> TASK: Copy out the complete listing, word for word.

> RECORDED DATA:
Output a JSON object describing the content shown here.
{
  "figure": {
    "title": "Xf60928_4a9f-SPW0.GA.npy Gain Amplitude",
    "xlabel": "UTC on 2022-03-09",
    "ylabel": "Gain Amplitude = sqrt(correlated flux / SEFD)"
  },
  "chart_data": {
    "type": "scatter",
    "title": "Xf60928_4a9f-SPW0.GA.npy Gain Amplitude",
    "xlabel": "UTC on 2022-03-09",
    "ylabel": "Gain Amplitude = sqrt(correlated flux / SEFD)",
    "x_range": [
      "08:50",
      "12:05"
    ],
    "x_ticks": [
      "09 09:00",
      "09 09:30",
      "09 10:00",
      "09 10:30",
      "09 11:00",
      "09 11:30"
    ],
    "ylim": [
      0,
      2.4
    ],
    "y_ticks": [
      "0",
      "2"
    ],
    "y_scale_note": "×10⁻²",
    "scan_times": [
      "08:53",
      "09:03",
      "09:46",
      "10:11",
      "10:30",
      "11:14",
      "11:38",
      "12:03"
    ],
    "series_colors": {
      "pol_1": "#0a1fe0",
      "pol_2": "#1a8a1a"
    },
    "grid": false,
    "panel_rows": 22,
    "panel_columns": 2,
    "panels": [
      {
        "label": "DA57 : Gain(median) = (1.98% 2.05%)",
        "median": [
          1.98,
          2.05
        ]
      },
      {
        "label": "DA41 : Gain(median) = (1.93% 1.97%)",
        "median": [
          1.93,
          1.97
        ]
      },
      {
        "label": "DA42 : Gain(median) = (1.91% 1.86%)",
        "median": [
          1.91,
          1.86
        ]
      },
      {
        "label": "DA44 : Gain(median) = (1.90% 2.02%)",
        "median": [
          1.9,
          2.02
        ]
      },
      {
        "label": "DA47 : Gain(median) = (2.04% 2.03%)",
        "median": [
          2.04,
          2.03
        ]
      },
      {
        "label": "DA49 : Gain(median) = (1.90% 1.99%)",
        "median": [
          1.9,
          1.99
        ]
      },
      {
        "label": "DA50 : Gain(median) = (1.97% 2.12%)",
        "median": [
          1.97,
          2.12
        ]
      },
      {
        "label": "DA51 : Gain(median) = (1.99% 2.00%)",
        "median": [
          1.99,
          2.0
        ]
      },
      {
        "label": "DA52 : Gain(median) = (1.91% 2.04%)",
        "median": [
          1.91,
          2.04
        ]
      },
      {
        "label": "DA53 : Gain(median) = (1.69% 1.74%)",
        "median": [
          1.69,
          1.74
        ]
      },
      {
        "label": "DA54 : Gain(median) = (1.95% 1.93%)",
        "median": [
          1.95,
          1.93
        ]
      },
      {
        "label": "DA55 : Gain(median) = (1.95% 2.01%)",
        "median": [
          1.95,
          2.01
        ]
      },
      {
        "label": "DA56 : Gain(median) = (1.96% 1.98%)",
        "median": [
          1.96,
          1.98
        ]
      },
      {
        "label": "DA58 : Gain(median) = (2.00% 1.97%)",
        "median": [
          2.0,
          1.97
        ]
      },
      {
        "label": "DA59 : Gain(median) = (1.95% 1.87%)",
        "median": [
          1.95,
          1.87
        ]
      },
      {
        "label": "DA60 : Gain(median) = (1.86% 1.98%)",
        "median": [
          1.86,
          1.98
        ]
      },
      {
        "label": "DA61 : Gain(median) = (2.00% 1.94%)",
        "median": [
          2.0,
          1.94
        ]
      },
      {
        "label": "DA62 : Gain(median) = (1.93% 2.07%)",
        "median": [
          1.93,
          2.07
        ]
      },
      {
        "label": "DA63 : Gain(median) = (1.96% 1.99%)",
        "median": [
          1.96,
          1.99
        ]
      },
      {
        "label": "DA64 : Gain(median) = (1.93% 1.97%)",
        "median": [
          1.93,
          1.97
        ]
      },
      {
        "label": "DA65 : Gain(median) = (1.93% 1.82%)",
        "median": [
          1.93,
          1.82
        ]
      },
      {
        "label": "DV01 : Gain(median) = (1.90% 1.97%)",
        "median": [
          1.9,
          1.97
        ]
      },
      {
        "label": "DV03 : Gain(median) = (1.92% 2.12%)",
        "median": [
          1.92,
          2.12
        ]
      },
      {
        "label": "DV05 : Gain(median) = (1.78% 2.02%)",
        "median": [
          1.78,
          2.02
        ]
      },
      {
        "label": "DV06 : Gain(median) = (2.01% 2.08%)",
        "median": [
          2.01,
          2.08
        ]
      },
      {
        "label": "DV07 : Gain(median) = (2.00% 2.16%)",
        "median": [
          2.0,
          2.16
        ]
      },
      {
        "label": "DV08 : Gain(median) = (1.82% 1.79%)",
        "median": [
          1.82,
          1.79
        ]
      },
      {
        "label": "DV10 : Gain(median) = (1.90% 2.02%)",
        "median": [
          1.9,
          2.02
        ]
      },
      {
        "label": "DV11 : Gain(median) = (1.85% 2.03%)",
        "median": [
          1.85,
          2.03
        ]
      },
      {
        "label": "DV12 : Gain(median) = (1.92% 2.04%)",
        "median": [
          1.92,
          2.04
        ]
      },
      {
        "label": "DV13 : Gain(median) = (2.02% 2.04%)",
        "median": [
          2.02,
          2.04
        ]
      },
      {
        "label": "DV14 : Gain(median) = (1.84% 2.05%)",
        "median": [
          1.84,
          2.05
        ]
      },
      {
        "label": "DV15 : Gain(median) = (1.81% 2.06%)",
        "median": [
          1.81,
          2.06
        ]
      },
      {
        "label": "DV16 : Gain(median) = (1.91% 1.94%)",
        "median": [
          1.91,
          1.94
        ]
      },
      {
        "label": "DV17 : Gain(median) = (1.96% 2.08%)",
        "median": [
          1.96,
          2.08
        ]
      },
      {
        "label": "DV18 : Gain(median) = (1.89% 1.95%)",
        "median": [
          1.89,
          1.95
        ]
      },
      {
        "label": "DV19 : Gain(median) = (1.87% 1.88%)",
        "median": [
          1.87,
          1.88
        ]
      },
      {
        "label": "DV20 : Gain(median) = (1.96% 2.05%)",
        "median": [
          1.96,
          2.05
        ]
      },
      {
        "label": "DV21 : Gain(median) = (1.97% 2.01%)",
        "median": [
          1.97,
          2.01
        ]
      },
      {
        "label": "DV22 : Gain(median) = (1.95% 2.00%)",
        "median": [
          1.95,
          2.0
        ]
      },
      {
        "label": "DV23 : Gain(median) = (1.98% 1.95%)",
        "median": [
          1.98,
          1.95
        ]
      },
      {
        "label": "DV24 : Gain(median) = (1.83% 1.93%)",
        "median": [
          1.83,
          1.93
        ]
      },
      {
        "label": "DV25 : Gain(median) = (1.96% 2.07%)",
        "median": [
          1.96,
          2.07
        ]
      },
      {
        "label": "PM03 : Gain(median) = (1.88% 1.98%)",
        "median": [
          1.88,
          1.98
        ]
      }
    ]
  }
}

> TASK RESPONSE:
Output a JSON object describing the content shown here.
{
  "figure": {
    "title": "Xf60928_4a9f-SPW0.GA.npy Gain Amplitude",
    "xlabel": "UTC on 2022-03-09",
    "ylabel": "Gain Amplitude = sqrt(correlated flux / SEFD)"
  },
  "chart_data": {
    "type": "scatter",
    "title": "Xf60928_4a9f-SPW0.GA.npy Gain Amplitude",
    "xlabel": "UTC on 2022-03-09",
    "ylabel": "Gain Amplitude = sqrt(correlated flux / SEFD)",
    "x_range": [
      "08:50",
      "12:05"
    ],
    "x_ticks": [
      "09 09:00",
      "09 09:30",
      "09 10:00",
      "09 10:30",
      "09 11:00",
      "09 11:30"
    ],
    "ylim": [
      0,
      2.4
    ],
    "y_ticks": [
      "0",
      "2"
    ],
    "y_scale_note": "×10⁻²",
    "scan_times": [
      "08:53",
      "09:03",
      "09:46",
      "10:11",
      "10:30",
      "11:14",
      "11:38",
      "12:03"
    ],
    "series_colors": {
      "pol_1": "#0a1fe0",
      "pol_2": "#1a8a1a"
    },
    "grid": false,
    "panel_rows": 22,
    "panel_columns": 2,
    "panels": [
      {
        "label": "DA57 : Gain(median) = (1.98% 2.05%)",
        "median": [
          1.98,
          2.05
        ]
      },
      {
        "label": "DA41 : Gain(median) = (1.93% 1.97%)",
        "median": [
          1.93,
          1.97
        ]
      },
      {
        "label": "DA42 : Gain(median) = (1.91% 1.86%)",
        "median": [
          1.91,
          1.86
        ]
      },
      {
        "label": "DA44 : Gain(median) = (1.90% 2.02%)",
        "median": [
          1.9,
          2.02
        ]
      },
      {
        "label": "DA47 : Gain(median) = (2.04% 2.03%)",
        "median": [
          2.04,
          2.03
        ]
      },
      {
        "label": "DA49 : Gain(median) = (1.90% 1.99%)",
        "median": [
          1.9,
          1.99
        ]
      },
      {
        "label": "DA50 : Gain(median) = (1.97% 2.12%)",
        "median": [
          1.97,
          2.12
        ]
      },
      {
        "label": "DA51 : Gain(median) = (1.99% 2.00%)",
        "median": [
          1.99,
          2.0
        ]
      },
      {
        "label": "DA52 : Gain(median) = (1.91% 2.04%)",
        "median": [
          1.91,
          2.04
        ]
      },
      {
        "label": "DA53 : Gain(median) = (1.69% 1.74%)",
        "median": [
          1.69,
          1.74
        ]
      },
      {
        "label": "DA54 : Gain(median) = (1.95% 1.93%)",
        "median": [
          1.95,
          1.93
        ]
      },
      {
        "label": "DA55 : Gain(median) = (1.95% 2.01%)",
        "median": [
          1.95,
          2.01
        ]
      },
      {
        "label": "DA56 : Gain(median) = (1.96% 1.98%)",
        "median": [
          1.96,
          1.98
        ]
      },
      {
        "label": "DA58 : Gain(median) = (2.00% 1.97%)",
        "median": [
          2.0,
          1.97
        ]
      },
      {
        "label": "DA59 : Gain(median) = (1.95% 1.87%)",
        "median": [
          1.95,
          1.87
        ]
      },
      {
        "label": "DA60 : Gain(median) = (1.86% 1.98%)",
        "median": [
          1.86,
          1.98
        ]
      },
      {
        "label": "DA61 : Gain(median) = (2.00% 1.94%)",
        "median": [
          2.0,
          1.94
        ]
      },
      {
        "label": "DA62 : Gain(median) = (1.93% 2.07%)",
        "median": [
          1.93,
          2.07
        ]
      },
      {
        "label": "DA63 : Gain(median) = (1.96% 1.99%)",
        "median": [
          1.96,
          1.99
        ]
      },
      {
        "label": "DA64 : Gain(median) = (1.93% 1.97%)",
        "median": [
          1.93,
          1.97
        ]
      },
      {
        "label": "DA65 : Gain(median) = (1.93% 1.82%)",
        "median": [
          1.93,
          1.82
        ]
      },
      {
        "label": "DV01 : Gain(median) = (1.90% 1.97%)",
        "median": [
          1.9,
          1.97
        ]
      },
      {
        "label": "DV03 : Gain(median) = (1.92% 2.12%)",
        "median": [
          1.92,
          2.12
        ]
      },
      {
        "label": "DV05 : Gain(median) = (1.78% 2.02%)",
        "median": [
          1.78,
          2.02
        ]
      },
      {
        "label": "DV06 : Gain(median) = (2.01% 2.08%)",
        "median": [
          2.01,
          2.08
        ]
      },
      {
        "label": "DV07 : Gain(median) = (2.00% 2.16%)",
        "median": [
          2.0,
          2.16
        ]
      },
      {
        "label": "DV08 : Gain(median) = (1.82% 1.79%)",
        "median": [
          1.82,
          1.79
        ]
      },
      {
        "label": "DV10 : Gain(median) = (1.90% 2.02%)",
        "median": [
          1.9,
          2.02
        ]
      },
      {
        "label": "DV11 : Gain(median) = (1.85% 2.03%)",
        "median": [
          1.85,
          2.03
        ]
      },
      {
        "label": "DV12 : Gain(median) = (1.92% 2.04%)",
        "median": [
          1.92,
          2.04
        ]
      },
      {
        "label": "DV13 : Gain(median) = (2.02% 2.04%)",
        "median": [
          2.02,
          2.04
        ]
      },
      {
        "label": "DV14 : Gain(median) = (1.84% 2.05%)",
        "median": [
          1.84,
          2.05
        ]
      },
      {
        "label": "DV15 : Gain(median) = (1.81% 2.06%)",
        "median": [
          1.81,
          2.06
        ]
      },
      {
        "label": "DV16 : Gain(median) = (1.91% 1.94%)",
        "median": [
          1.91,
          1.94
        ]
      },
      {
        "label": "DV17 : Gain(median) = (1.96% 2.08%)",
        "median": [
          1.96,
          2.08
        ]
      },
      {
        "label": "DV18 : Gain(median) = (1.89% 1.95%)",
        "median": [
          1.89,
          1.95
        ]
      },
      {
        "label": "DV19 : Gain(median) = (1.87% 1.88%)",
        "median": [
          1.87,
          1.88
        ]
      },
      {
        "label": "DV20 : Gain(median) = (1.96% 2.05%)",
        "median": [
          1.96,
          2.05
        ]
      },
      {
        "label": "DV21 : Gain(median) = (1.97% 2.01%)",
        "median": [
          1.97,
          2.01
        ]
      },
      {
        "label": "DV22 : Gain(median) = (1.95% 2.00%)",
        "median": [
          1.95,
          2.0
        ]
      },
      {
        "label": "DV23 : Gain(median) = (1.98% 1.95%)",
        "median": [
          1.98,
          1.95
        ]
      },
      {
        "label": "DV24 : Gain(median) = (1.83% 1.93%)",
        "median": [
          1.83,
          1.93
        ]
      },
      {
        "label": "DV25 : Gain(median) = (1.96% 2.07%)",
        "median": [
          1.96,
          2.07
        ]
      },
      {
        "label": "PM03 : Gain(median) = (1.88% 1.98%)",
        "median": [
          1.88,
          1.98
        ]
      }
    ]
  }
}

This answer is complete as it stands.